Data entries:
· · · · · · ·

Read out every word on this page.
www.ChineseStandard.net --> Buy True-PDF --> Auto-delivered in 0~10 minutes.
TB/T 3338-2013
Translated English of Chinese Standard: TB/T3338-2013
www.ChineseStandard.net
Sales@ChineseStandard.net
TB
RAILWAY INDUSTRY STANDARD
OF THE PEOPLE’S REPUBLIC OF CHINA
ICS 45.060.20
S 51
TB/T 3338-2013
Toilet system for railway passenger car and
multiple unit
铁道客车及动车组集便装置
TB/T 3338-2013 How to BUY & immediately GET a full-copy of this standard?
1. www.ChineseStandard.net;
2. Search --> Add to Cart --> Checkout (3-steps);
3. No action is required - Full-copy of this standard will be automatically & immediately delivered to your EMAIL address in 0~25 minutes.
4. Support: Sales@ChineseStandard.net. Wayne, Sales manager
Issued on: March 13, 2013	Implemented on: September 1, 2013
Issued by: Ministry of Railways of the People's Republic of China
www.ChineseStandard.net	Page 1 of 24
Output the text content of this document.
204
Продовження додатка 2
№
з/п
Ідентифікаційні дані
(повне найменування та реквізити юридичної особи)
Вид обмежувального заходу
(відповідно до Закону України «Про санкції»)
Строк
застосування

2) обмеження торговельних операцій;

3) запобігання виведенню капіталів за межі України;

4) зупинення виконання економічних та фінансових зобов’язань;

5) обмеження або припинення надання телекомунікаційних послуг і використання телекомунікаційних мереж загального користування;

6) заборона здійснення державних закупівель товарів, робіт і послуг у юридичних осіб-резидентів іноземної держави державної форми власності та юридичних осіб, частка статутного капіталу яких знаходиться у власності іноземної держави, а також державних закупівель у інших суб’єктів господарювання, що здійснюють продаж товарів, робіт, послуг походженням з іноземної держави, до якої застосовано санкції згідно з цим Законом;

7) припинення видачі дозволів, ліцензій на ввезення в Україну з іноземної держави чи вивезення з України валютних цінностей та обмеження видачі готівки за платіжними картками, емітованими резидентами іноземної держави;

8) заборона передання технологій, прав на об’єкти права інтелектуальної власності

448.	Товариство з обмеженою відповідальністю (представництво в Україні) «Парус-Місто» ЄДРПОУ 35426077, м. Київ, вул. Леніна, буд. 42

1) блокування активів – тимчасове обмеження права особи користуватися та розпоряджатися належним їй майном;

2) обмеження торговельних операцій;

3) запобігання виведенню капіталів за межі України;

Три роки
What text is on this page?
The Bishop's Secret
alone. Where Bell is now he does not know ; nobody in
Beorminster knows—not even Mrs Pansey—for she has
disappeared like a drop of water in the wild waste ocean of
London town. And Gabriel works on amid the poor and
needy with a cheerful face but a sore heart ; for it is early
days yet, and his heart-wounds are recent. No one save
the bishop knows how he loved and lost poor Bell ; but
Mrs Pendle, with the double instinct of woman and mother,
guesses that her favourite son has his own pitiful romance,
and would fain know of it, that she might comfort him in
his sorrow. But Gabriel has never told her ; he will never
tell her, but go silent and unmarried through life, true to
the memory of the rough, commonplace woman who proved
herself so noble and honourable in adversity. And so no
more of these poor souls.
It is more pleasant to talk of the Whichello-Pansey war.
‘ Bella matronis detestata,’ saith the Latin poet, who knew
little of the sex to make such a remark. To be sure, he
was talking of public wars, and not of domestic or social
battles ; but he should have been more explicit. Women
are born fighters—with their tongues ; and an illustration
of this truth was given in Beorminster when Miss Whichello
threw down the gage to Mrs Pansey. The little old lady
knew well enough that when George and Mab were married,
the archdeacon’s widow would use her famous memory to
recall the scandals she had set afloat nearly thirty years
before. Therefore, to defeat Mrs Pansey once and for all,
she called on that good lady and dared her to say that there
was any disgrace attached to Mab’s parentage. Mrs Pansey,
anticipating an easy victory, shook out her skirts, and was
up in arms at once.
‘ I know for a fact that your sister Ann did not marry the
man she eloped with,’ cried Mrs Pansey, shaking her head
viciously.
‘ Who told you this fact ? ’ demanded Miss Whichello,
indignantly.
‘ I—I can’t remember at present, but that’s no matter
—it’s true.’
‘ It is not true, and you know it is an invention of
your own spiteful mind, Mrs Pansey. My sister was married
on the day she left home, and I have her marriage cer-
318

· · · · · · ·

■ WHAT YOU WILL DO: Your answer should be a single number: the count of lines that contain "have".

■ CORRECT OUTPUT: 2